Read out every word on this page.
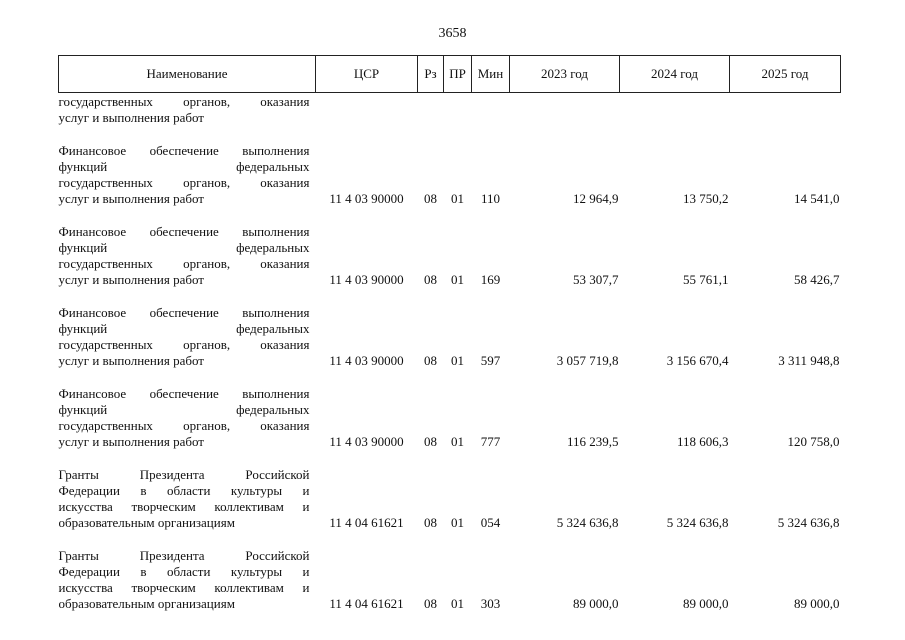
3658
Наименование	ЦСР	Рз	ПР	Мин	2023 год	2024 год	2025 год

государственных органов, оказания
услуг и выполнения работ							

Финансовое обеспечение выполнения
функций федеральных
государственных органов, оказания
услуг и выполнения работ	11 4 03 90000	08	01	110	12 964,9	13 750,2	14 541,0

Финансовое обеспечение выполнения
функций федеральных
государственных органов, оказания
услуг и выполнения работ	11 4 03 90000	08	01	169	53 307,7	55 761,1	58 426,7

Финансовое обеспечение выполнения
функций федеральных
государственных органов, оказания
услуг и выполнения работ	11 4 03 90000	08	01	597	3 057 719,8	3 156 670,4	3 311 948,8

Финансовое обеспечение выполнения
функций федеральных
государственных органов, оказания
услуг и выполнения работ	11 4 03 90000	08	01	777	116 239,5	118 606,3	120 758,0

Гранты Президента Российской
Федерации в области культуры и
искусства творческим коллективам и
образовательным организациям	11 4 04 61621	08	01	054	5 324 636,8	5 324 636,8	5 324 636,8

Гранты Президента Российской
Федерации в области культуры и
искусства творческим коллективам и
образовательным организациям	11 4 04 61621	08	01	303	89 000,0	89 000,0	89 000,0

──────

What to do: Give the data again exactly as written, with all pictures left out.

Expected answer:
Read out every word on this page.
3658
Наименование	ЦСР	Рз	ПР	Мин	2023 год	2024 год	2025 год

государственных органов, оказания
услуг и выполнения работ							

Финансовое обеспечение выполнения
функций федеральных
государственных органов, оказания
услуг и выполнения работ	11 4 03 90000	08	01	110	12 964,9	13 750,2	14 541,0

Финансовое обеспечение выполнения
функций федеральных
государственных органов, оказания
услуг и выполнения работ	11 4 03 90000	08	01	169	53 307,7	55 761,1	58 426,7

Финансовое обеспечение выполнения
функций федеральных
государственных органов, оказания
услуг и выполнения работ	11 4 03 90000	08	01	597	3 057 719,8	3 156 670,4	3 311 948,8

Финансовое обеспечение выполнения
функций федеральных
государственных органов, оказания
услуг и выполнения работ	11 4 03 90000	08	01	777	116 239,5	118 606,3	120 758,0

Гранты Президента Российской
Федерации в области культуры и
искусства творческим коллективам и
образовательным организациям	11 4 04 61621	08	01	054	5 324 636,8	5 324 636,8	5 324 636,8

Гранты Президента Российской
Федерации в области культуры и
искусства творческим коллективам и
образовательным организациям	11 4 04 61621	08	01	303	89 000,0	89 000,0	89 000,0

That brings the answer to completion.